Copy every entry exactly.
── SUPPLIED RECORDS ──
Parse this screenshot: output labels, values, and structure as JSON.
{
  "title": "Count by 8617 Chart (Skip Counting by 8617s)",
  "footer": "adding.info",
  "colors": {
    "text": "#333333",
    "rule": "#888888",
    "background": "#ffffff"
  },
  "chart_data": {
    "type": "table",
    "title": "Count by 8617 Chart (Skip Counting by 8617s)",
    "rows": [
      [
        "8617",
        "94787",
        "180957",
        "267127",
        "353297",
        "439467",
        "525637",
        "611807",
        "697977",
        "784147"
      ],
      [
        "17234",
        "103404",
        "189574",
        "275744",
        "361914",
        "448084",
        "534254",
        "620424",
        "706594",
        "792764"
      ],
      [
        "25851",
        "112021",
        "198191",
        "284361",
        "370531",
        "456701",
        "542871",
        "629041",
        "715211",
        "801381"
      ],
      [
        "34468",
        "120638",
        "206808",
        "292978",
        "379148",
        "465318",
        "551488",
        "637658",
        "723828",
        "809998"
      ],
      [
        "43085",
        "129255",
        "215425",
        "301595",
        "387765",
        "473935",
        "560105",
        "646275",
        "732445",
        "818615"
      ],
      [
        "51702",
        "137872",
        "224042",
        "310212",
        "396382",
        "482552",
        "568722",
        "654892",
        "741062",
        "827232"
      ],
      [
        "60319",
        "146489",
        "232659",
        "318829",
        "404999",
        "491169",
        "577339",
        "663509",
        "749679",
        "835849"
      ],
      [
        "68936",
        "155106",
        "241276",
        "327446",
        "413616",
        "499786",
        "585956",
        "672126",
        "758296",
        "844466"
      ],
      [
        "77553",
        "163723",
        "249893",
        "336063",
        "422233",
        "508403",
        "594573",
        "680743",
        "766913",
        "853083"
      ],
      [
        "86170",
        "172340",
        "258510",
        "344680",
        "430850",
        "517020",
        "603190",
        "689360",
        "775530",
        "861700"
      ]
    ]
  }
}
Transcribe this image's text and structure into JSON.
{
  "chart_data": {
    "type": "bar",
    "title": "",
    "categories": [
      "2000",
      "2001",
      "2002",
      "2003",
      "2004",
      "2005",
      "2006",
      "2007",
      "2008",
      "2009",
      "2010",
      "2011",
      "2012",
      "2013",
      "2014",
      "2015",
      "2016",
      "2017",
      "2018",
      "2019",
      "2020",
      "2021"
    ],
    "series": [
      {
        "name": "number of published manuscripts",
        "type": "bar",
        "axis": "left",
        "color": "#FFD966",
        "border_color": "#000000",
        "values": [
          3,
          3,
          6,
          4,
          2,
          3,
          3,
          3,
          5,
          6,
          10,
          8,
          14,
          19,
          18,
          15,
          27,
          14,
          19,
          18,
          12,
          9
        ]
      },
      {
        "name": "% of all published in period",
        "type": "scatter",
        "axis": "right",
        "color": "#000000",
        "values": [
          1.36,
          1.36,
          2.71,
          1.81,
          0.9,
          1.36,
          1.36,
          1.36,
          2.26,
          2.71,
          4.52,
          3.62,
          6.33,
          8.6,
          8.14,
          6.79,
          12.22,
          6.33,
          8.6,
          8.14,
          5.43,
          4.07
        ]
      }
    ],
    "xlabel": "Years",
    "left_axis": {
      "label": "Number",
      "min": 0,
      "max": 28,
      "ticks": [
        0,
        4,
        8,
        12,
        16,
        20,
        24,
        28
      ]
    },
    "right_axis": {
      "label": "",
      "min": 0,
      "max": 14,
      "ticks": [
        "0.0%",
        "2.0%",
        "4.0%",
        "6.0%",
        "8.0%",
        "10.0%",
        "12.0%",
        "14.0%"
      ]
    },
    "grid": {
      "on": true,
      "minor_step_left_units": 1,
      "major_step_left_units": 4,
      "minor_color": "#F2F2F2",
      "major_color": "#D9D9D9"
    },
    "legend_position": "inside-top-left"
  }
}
───
_COMPLETE RESPONSE_:
Parse this screenshot: output labels, values, and structure as JSON.
{
  "title": "Count by 8617 Chart (Skip Counting by 8617s)",
  "footer": "adding.info",
  "colors": {
    "text": "#333333",
    "rule": "#888888",
    "background": "#ffffff"
  },
  "chart_data": {
    "type": "table",
    "title": "Count by 8617 Chart (Skip Counting by 8617s)",
    "rows": [
      [
        "8617",
        "94787",
        "180957",
        "267127",
        "353297",
        "439467",
        "525637",
        "611807",
        "697977",
        "784147"
      ],
      [
        "17234",
        "103404",
        "189574",
        "275744",
        "361914",
        "448084",
        "534254",
        "620424",
        "706594",
        "792764"
      ],
      [
        "25851",
        "112021",
        "198191",
        "284361",
        "370531",
        "456701",
        "542871",
        "629041",
        "715211",
        "801381"
      ],
      [
        "34468",
        "120638",
        "206808",
        "292978",
        "379148",
        "465318",
        "551488",
        "637658",
        "723828",
        "809998"
      ],
      [
        "43085",
        "129255",
        "215425",
        "301595",
        "387765",
        "473935",
        "560105",
        "646275",
        "732445",
        "818615"
      ],
      [
        "51702",
        "137872",
        "224042",
        "310212",
        "396382",
        "482552",
        "568722",
        "654892",
        "741062",
        "827232"
      ],
      [
        "60319",
        "146489",
        "232659",
        "318829",
        "404999",
        "491169",
        "577339",
        "663509",
        "749679",
        "835849"
      ],
      [
        "68936",
        "155106",
        "241276",
        "327446",
        "413616",
        "499786",
        "585956",
        "672126",
        "758296",
        "844466"
      ],
      [
        "77553",
        "163723",
        "249893",
        "336063",
        "422233",
        "508403",
        "594573",
        "680743",
        "766913",
        "853083"
      ],
      [
        "86170",
        "172340",
        "258510",
        "344680",
        "430850",
        "517020",
        "603190",
        "689360",
        "775530",
        "861700"
      ]
    ]
  }
}
Transcribe this image's text and structure into JSON.
{
  "chart_data": {
    "type": "bar",
    "title": "",
    "categories": [
      "2000",
      "2001",
      "2002",
      "2003",
      "2004",
      "2005",
      "2006",
      "2007",
      "2008",
      "2009",
      "2010",
      "2011",
      "2012",
      "2013",
      "2014",
      "2015",
      "2016",
      "2017",
      "2018",
      "2019",
      "2020",
      "2021"
    ],
    "series": [
      {
        "name": "number of published manuscripts",
        "type": "bar",
        "axis": "left",
        "color": "#FFD966",
        "border_color": "#000000",
        "values": [
          3,
          3,
          6,
          4,
          2,
          3,
          3,
          3,
          5,
          6,
          10,
          8,
          14,
          19,
          18,
          15,
          27,
          14,
          19,
          18,
          12,
          9
        ]
      },
      {
        "name": "% of all published in period",
        "type": "scatter",
        "axis": "right",
        "color": "#000000",
        "values": [
          1.36,
          1.36,
          2.71,
          1.81,
          0.9,
          1.36,
          1.36,
          1.36,
          2.26,
          2.71,
          4.52,
          3.62,
          6.33,
          8.6,
          8.14,
          6.79,
          12.22,
          6.33,
          8.6,
          8.14,
          5.43,
          4.07
        ]
      }
    ],
    "xlabel": "Years",
    "left_axis": {
      "label": "Number",
      "min": 0,
      "max": 28,
      "ticks": [
        0,
        4,
        8,
        12,
        16,
        20,
        24,
        28
      ]
    },
    "right_axis": {
      "label": "",
      "min": 0,
      "max": 14,
      "ticks": [
        "0.0%",
        "2.0%",
        "4.0%",
        "6.0%",
        "8.0%",
        "10.0%",
        "12.0%",
        "14.0%"
      ]
    },
    "grid": {
      "on": true,
      "minor_step_left_units": 1,
      "major_step_left_units": 4,
      "minor_color": "#F2F2F2",
      "major_color": "#D9D9D9"
    },
    "legend_position": "inside-top-left"
  }
}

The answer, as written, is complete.